Locate the lines of the listing below that hold "JSON", then copy each of them.

• _MATERIALS PROVIDED_
————————

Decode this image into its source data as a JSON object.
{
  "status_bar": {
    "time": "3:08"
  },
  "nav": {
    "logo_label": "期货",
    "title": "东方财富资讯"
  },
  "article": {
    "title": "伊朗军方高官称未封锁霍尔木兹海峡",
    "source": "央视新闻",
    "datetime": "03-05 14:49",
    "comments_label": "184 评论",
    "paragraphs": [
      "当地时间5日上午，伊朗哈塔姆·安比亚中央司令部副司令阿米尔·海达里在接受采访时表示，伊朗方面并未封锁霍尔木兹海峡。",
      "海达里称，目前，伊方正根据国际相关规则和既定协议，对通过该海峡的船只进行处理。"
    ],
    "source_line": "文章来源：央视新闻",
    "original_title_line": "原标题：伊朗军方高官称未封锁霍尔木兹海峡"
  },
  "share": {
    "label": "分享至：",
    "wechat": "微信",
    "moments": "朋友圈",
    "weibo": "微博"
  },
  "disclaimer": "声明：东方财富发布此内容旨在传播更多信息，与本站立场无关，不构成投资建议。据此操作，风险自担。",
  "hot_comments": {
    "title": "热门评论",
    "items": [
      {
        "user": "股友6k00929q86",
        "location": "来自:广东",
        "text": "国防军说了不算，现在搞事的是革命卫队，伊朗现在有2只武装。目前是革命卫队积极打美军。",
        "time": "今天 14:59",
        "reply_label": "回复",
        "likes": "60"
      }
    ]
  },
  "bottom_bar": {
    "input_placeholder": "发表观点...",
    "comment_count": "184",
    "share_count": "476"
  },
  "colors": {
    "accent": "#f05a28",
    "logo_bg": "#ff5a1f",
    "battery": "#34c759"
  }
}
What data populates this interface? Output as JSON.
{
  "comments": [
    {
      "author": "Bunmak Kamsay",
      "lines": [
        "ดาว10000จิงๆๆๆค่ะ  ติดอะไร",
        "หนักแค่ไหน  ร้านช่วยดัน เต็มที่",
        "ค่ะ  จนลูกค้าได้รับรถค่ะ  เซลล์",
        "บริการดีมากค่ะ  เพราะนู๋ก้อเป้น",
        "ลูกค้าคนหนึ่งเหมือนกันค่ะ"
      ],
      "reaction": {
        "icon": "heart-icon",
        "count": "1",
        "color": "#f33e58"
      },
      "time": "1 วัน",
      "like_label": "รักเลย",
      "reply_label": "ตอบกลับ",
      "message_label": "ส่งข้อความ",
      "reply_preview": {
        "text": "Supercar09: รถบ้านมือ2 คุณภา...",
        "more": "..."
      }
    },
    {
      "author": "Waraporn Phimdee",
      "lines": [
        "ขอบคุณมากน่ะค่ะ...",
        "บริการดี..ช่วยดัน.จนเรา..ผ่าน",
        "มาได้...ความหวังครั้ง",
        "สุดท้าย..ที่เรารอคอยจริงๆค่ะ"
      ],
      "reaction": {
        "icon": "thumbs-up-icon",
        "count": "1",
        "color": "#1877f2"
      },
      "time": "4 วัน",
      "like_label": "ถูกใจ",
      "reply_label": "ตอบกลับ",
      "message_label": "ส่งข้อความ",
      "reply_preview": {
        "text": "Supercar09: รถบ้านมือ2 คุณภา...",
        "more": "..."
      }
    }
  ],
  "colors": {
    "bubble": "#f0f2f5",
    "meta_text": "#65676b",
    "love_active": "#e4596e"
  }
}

————————

• _WRITTEN RESPONSE_
Decode this image into its source data as a JSON object.
What data populates this interface? Output as JSON.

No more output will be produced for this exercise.